Challenge: Read through the entries below and return each line with the word "svetlom".

Given entries:
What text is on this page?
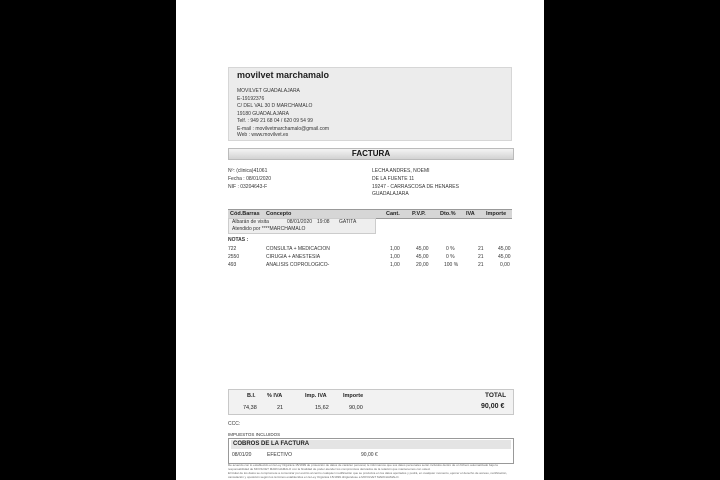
movilvet marchamalo
MOVILVET GUADALAJARA
E-19192376
C/ DEL VAL 30 D MARCHAMALO
19180 GUADALAJARA
Telf. : 949 21 68 04 / 620 09 54 99
E-mail : movilvetmarchamalo@gmail.com
Web : www.movilvet.es
FACTURA
Nº: (clinica)41061
Fecha : 08/01/2020
NIF : 03204643-F
LECHA ANDRES, NOEMI
DE LA FUENTE 11
19247 - CARRASCOSA DE HENARES
GUADALAJARA
Cód.Barras Concepto	Cant. P.V.P.	Dto.% IVA Importe
Albarán de visita	08/01/2020 19:08 GATITA
Atendido por ****MARCHAMALO
NOTAS :
722	CONSULTA + MEDICACION	1,00	45,00	0 %	21	45,00
2550	CIRUGIA + ANESTESIA	1,00	45,00	0 %	21	45,00
493	ANALISIS COPROLOGICO-	1,00	20,00	100 %	21	0,00
B.I. % IVA	Imp. IVA	Importe	TOTAL
74,38	21	15,62	90,00	90,00 €
CCC:
IMPUESTOS INCLUIDOS
COBROS DE LA FACTURA
08/01/20	EFECTIVO	90,00 €
De acuerdo con lo establecido en la Ley Orgánica 15/1999 de protección de datos de carácter personal, le informamos que sus datos personales serán incluidos dentro de un fichero automatizado bajo la responsabilidad de MOVILVET MARCHAMALO con la finalidad de poder atender los compromisos derivados de la relación que mantenemos con usted.
El titular de los datos se compromete a comunicar por escrito al centro cualquier modificación que se produzca en los datos aportados y podrá, en cualquier momento, ejercer el derecho de acceso, rectificación, cancelación y oposición según los términos establecidos en la Ley Orgánica 15/1999 dirigiéndose a MOVILVET MARCHAMALO.
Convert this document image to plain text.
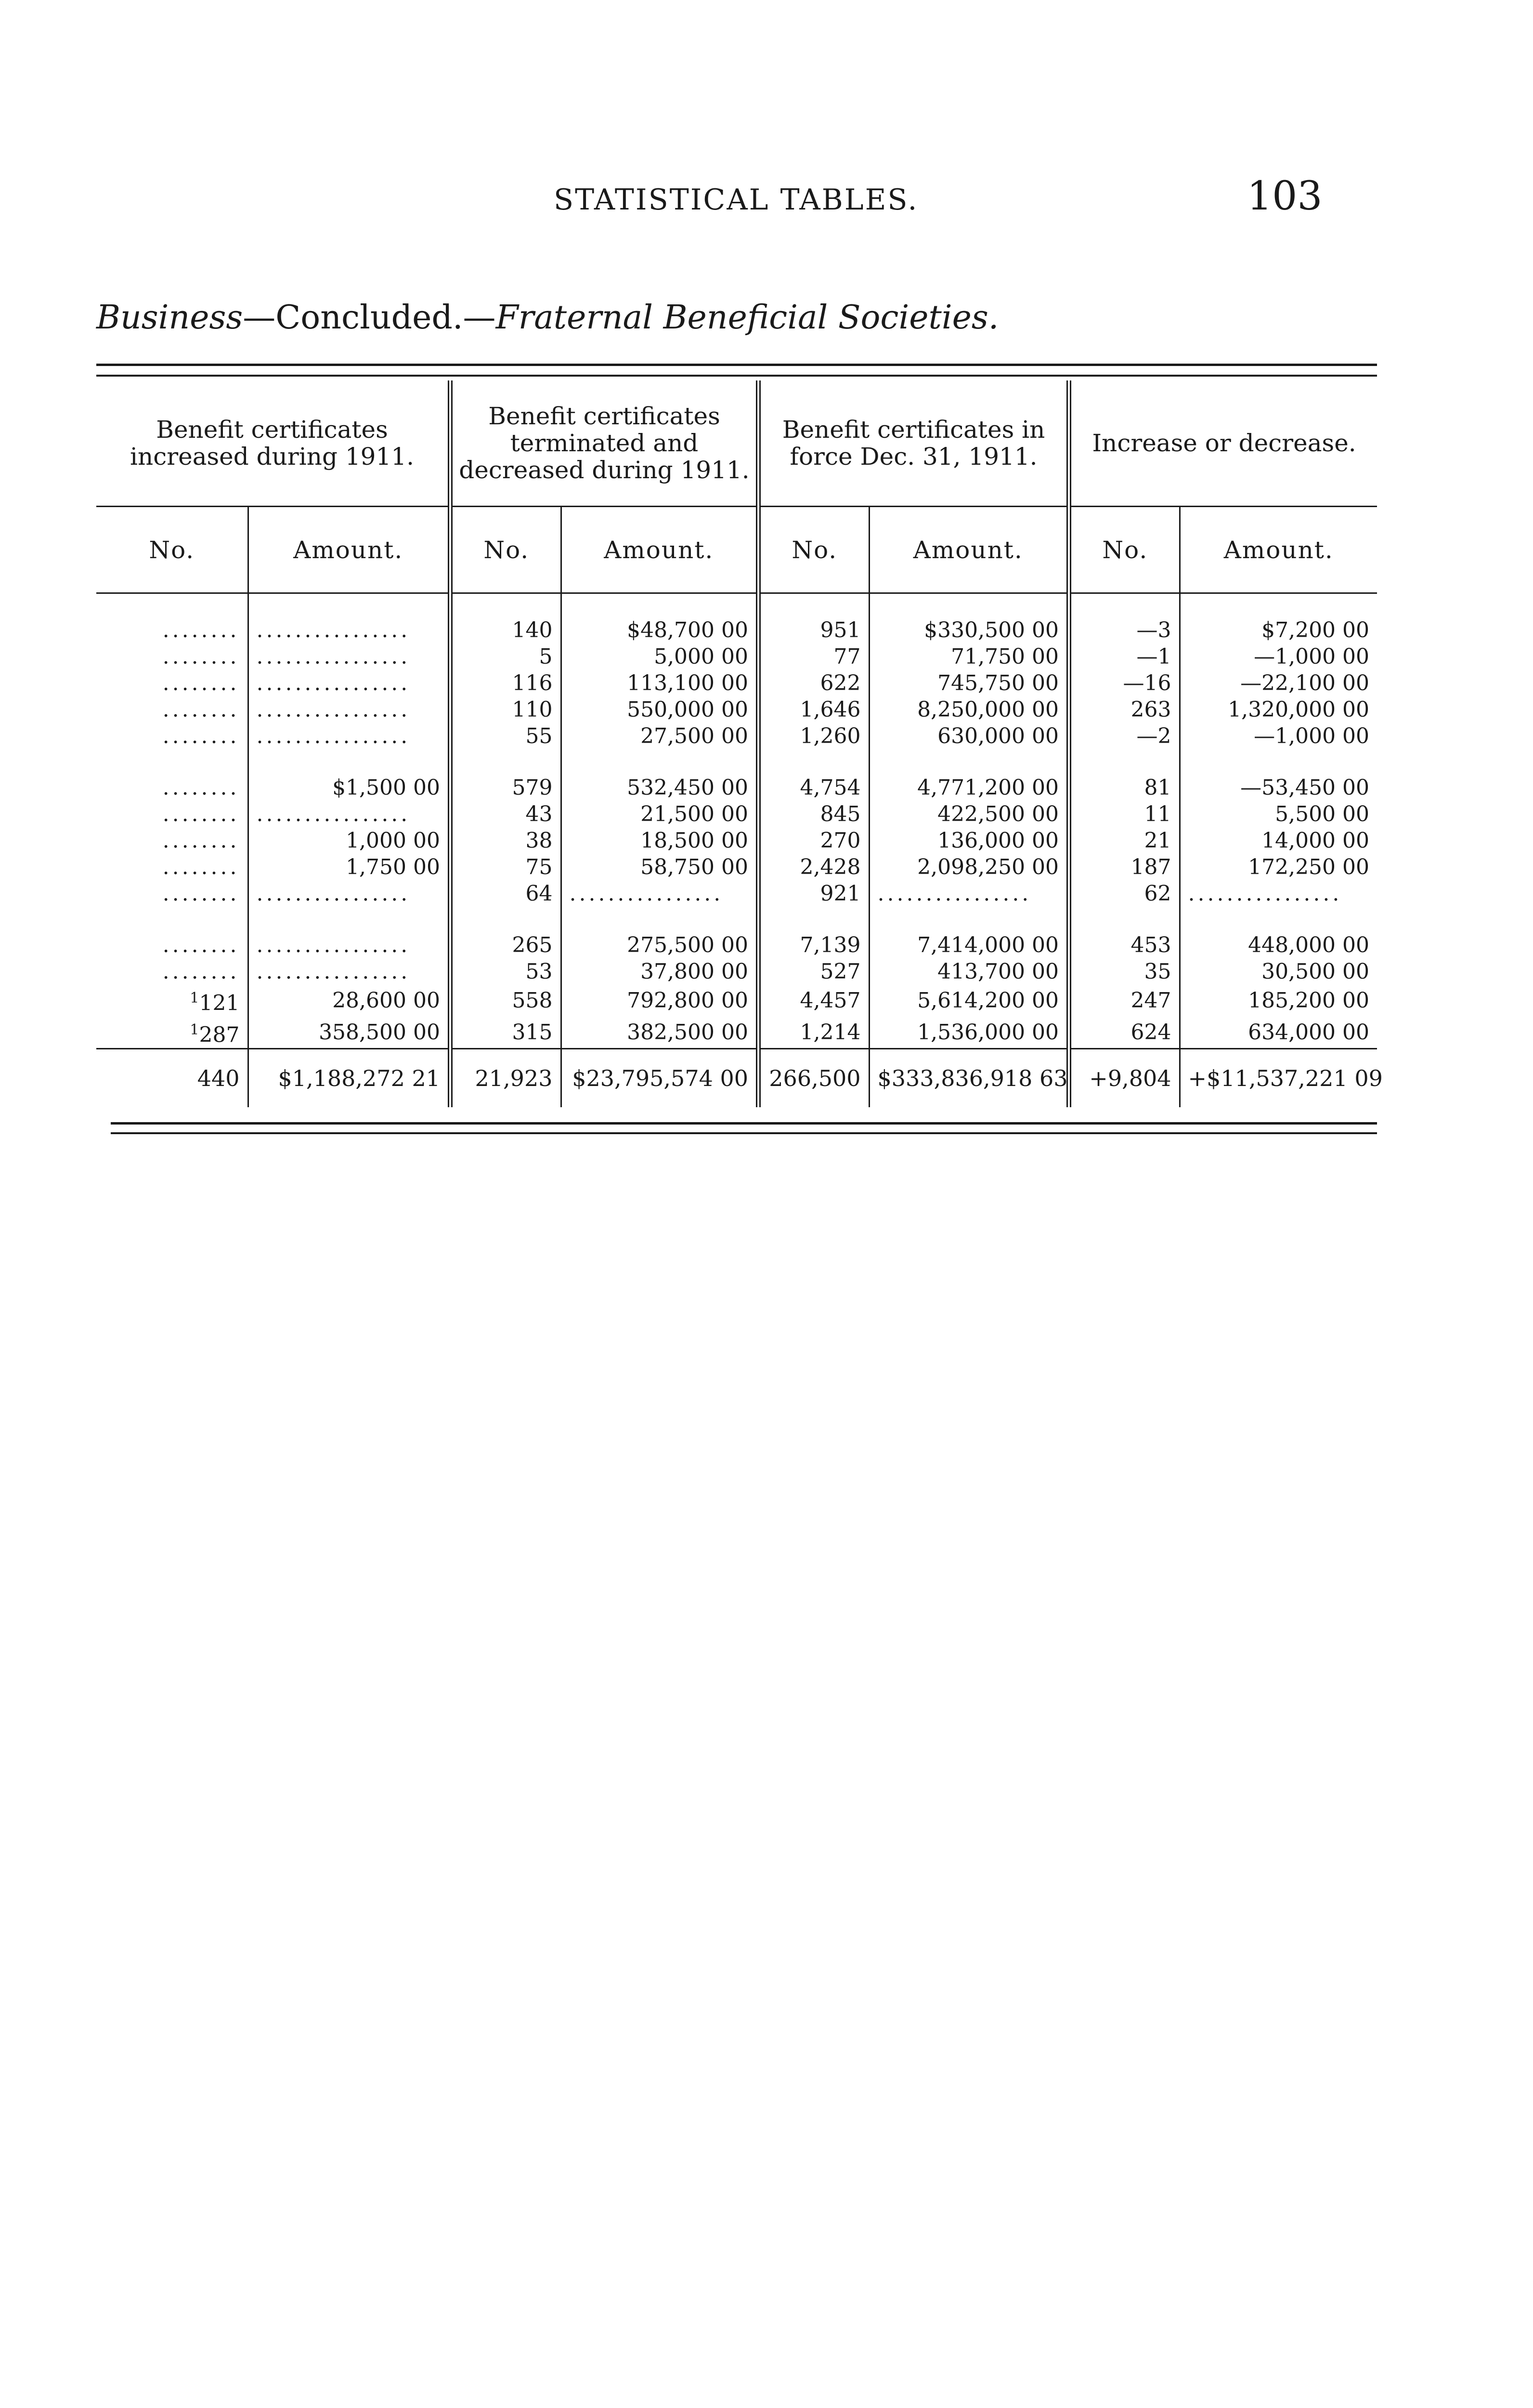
STATISTICAL TABLES.	103
Business—Concluded.—Fraternal Beneficial Societies.
Benefit certificates increased during 1911.		Benefit certificates terminated and decreased during 1911.		Benefit certificates in force Dec. 31, 1911.		Increase or decrease.	
No.	Amount.	No.	Amount.	No.	Amount.	No.	Amount.
........	................	140	$48,700 00	951	$330,500 00	—3	$7,200 00
........	................	5	5,000 00	77	71,750 00	—1	—1,000 00
........	................	116	113,100 00	622	745,750 00	—16	—22,100 00
........	................	110	550,000 00	1,646	8,250,000 00	263	1,320,000 00
........	................	55	27,500 00	1,260	630,000 00	—2	—1,000 00

........	$1,500 00	579	532,450 00	4,754	4,771,200 00	81	—53,450 00
........	................	43	21,500 00	845	422,500 00	11	5,500 00
........	1,000 00	38	18,500 00	270	136,000 00	21	14,000 00
........	1,750 00	75	58,750 00	2,428	2,098,250 00	187	172,250 00
........	................	64	................	921	................	62	................

........	................	265	275,500 00	7,139	7,414,000 00	453	448,000 00
........	................	53	37,800 00	527	413,700 00	35	30,500 00
$^1$121	28,600 00	558	792,800 00	4,457	5,614,200 00	247	185,200 00
$^1$287	358,500 00	315	382,500 00	1,214	1,536,000 00	624	634,000 00
440	$1,188,272 21	21,923	$23,795,574 00	266,500	$333,836,918 63	+9,804	+$11,537,221 09
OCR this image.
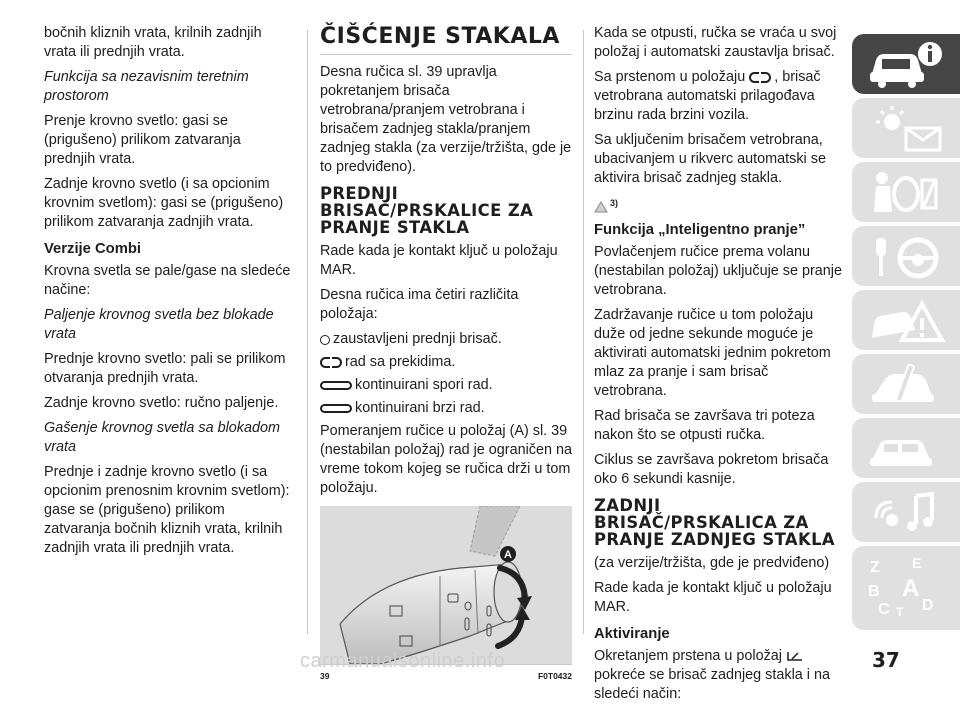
bočnih kliznih vrata, krilnih zadnjih vrata ili prednjih vrata.

Funkcija sa nezavisnim teretnim prostorom

Prenje krovno svetlo: gasi se (prigušeno) prilikom zatvaranja prednjih vrata.

Zadnje krovno svetlo (i sa opcionim krovnim svetlom): gasi se (prigušeno) prilikom zatvaranja zadnjih vrata.

Verzije Combi

Krovna svetla se pale/gase na sledeće načine:

Paljenje krovnog svetla bez blokade vrata

Prednje krovno svetlo: pali se prilikom otvaranja prednjih vrata.

Zadnje krovno svetlo: ručno paljenje.

Gašenje krovnog svetla sa blokadom vrata

Prednje i zadnje krovno svetlo (i sa opcionim prenosnim krovnim svetlom): gase se (prigušeno) prilikom zatvaranja bočnih kliznih vrata, krilnih zadnjih vrata ili prednjih vrata.

ČIŠĆENJE STAKALA

Desna ručica sl. 39 upravlja pokretanjem brisača vetrobrana/pranjem vetrobrana i brisačem zadnjeg stakla/pranjem zadnjeg stakla (za verzije/tržišta, gde je to predviđeno).

PREDNJI BRISAČ/PRSKALICE ZA PRANJE STAKLA

Rade kada je kontakt ključ u položaju MAR.

Desna ručica ima četiri različita položaja:

zaustavljeni prednji brisač.
rad sa prekidima.
kontinuirani spori rad.
kontinuirani brzi rad.

Pomeranjem ručice u položaj (A) sl. 39 (nestabilan položaj) rad je ograničen na vreme tokom kojeg se ručica drži u tom položaju.

A
39	F0T0432

Kada se otpusti, ručka se vraća u svoj položaj i automatski zaustavlja brisač.

Sa prstenom u položaju , brisač vetrobrana automatski prilagođava brzinu rada brzini vozila.

Sa uključenim brisačem vetrobrana, ubacivanjem u rikverc automatski se aktivira brisač zadnjeg stakla.

3)
Funkcija „Inteligentno pranje”

Povlačenjem ručice prema volanu (nestabilan položaj) uključuje se pranje vetrobrana.

Zadržavanje ručice u tom položaju duže od jedne sekunde moguće je aktivirati automatski jednim pokretom mlaz za pranje i sam brisač vetrobrana.

Rad brisača se završava tri poteza nakon što se otpusti ručka.

Ciklus se završava pokretom brisača oko 6 sekundi kasnije.

ZADNJI BRISAČ/PRSKALICA ZA PRANJE ZADNJEG STAKLA

(za verzije/tržišta, gde je predviđeno)

Rade kada je kontakt ključ u položaju MAR.

Aktiviranje

Okretanjem prstena u položaj
pokreće se brisač zadnjeg stakla i na sledeći način:

Z E
B A
C T D
carmanualsonline.info	37
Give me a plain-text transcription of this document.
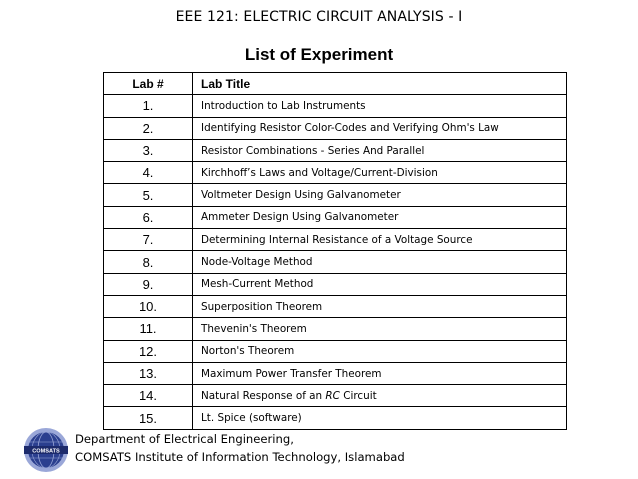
EEE 121: ELECTRIC CIRCUIT ANALYSIS - I
List of Experiment
Lab #	Lab Title
1.	Introduction to Lab Instruments
2.	Identifying Resistor Color-Codes and Verifying Ohm's Law
3.	Resistor Combinations - Series And Parallel
4.	Kirchhoff’s Laws and Voltage/Current-Division
5.	Voltmeter Design Using Galvanometer
6.	Ammeter Design Using Galvanometer
7.	Determining Internal Resistance of a Voltage Source
8.	Node-Voltage Method
9.	Mesh-Current Method
10.	Superposition Theorem
11.	Thevenin's Theorem
12.	Norton's Theorem
13.	Maximum Power Transfer Theorem
14.	Natural Response of an RC Circuit
15.	Lt. Spice (software)
COMSATS
Department of Electrical Engineering,
COMSATS Institute of Information Technology, Islamabad
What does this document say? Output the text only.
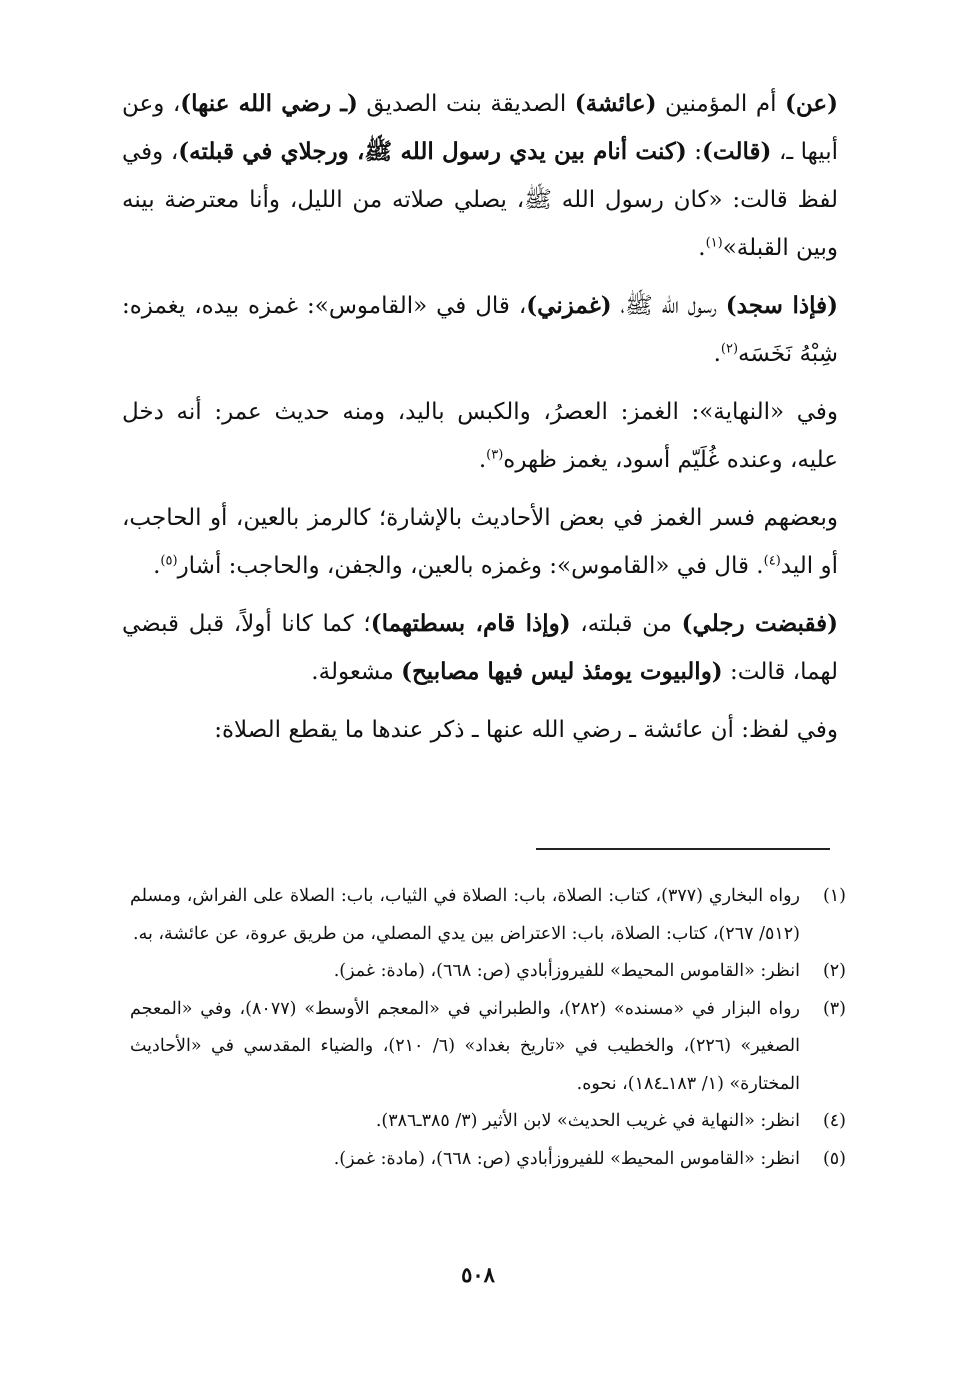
(عن) أم المؤمنين (عائشة) الصديقة بنت الصديق (ـ رضي الله عنها)، وعن أبيها ـ، (قالت): (كنت أنام بين يدي رسول الله ﷺ، ورجلاي في قبلته)، وفي لفظ قالت: «كان رسول الله ﷺ، يصلي صلاته من الليل، وأنا معترضة بينه وبين القبلة»$^{(١)}$.

(فإذا سجد) رسول الله ﷺ، (غمزني)، قال في «القاموس»: غمزه بيده، يغمزه: شِبْهُ نَخَسَه$^{(٢)}$.

وفي «النهاية»: الغمز: العصرُ، والكبس باليد، ومنه حديث عمر: أنه دخل عليه، وعنده غُلَيّم أسود، يغمز ظهره$^{(٣)}$.

وبعضهم فسر الغمز في بعض الأحاديث بالإشارة؛ كالرمز بالعين، أو الحاجب، أو اليد$^{(٤)}$. قال في «القاموس»: وغمزه بالعين، والجفن، والحاجب: أشار$^{(٥)}$.

(فقبضت رجلي) من قبلته، (وإذا قام، بسطتهما)؛ كما كانا أولاً، قبل قبضي لهما، قالت: (والبيوت يومئذ ليس فيها مصابيح) مشعولة.

وفي لفظ: أن عائشة ـ رضي الله عنها ـ ذكر عندها ما يقطع الصلاة:

(١)
رواه البخاري (٣٧٧)، كتاب: الصلاة، باب: الصلاة في الثياب، باب: الصلاة على الفراش، ومسلم (٥١٢/ ٢٦٧)، كتاب: الصلاة، باب: الاعتراض بين يدي المصلي، من طريق عروة، عن عائشة، به.
(٢)
انظر: «القاموس المحيط» للفيروزأبادي (ص: ٦٦٨)، (مادة: غمز).
(٣)
رواه البزار في «مسنده» (٢٨٢)، والطبراني في «المعجم الأوسط» (٨٠٧٧)، وفي «المعجم الصغير» (٢٢٦)، والخطيب في «تاريخ بغداد» (٦/ ٢١٠)، والضياء المقدسي في «الأحاديث المختارة» (١/ ١٨٣ـ١٨٤)، نحوه.
(٤)
انظر: «النهاية في غريب الحديث» لابن الأثير (٣/ ٣٨٥ـ٣٨٦).
(٥)
انظر: «القاموس المحيط» للفيروزأبادي (ص: ٦٦٨)، (مادة: غمز).
٥٠٨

Expected answer:
Zadnje krovno svetlo (i sa opcionim krovnim svetlom): gasi se (prigušeno) prilikom zatvaranja zadnjih vrata.
Prednje i zadnje krovno svetlo (i sa opcionim prenosnim krovnim svetlom): gase se (prigušeno) prilikom zatvaranja bočnih kliznih vrata, krilnih zadnjih vrata ili prednjih vrata.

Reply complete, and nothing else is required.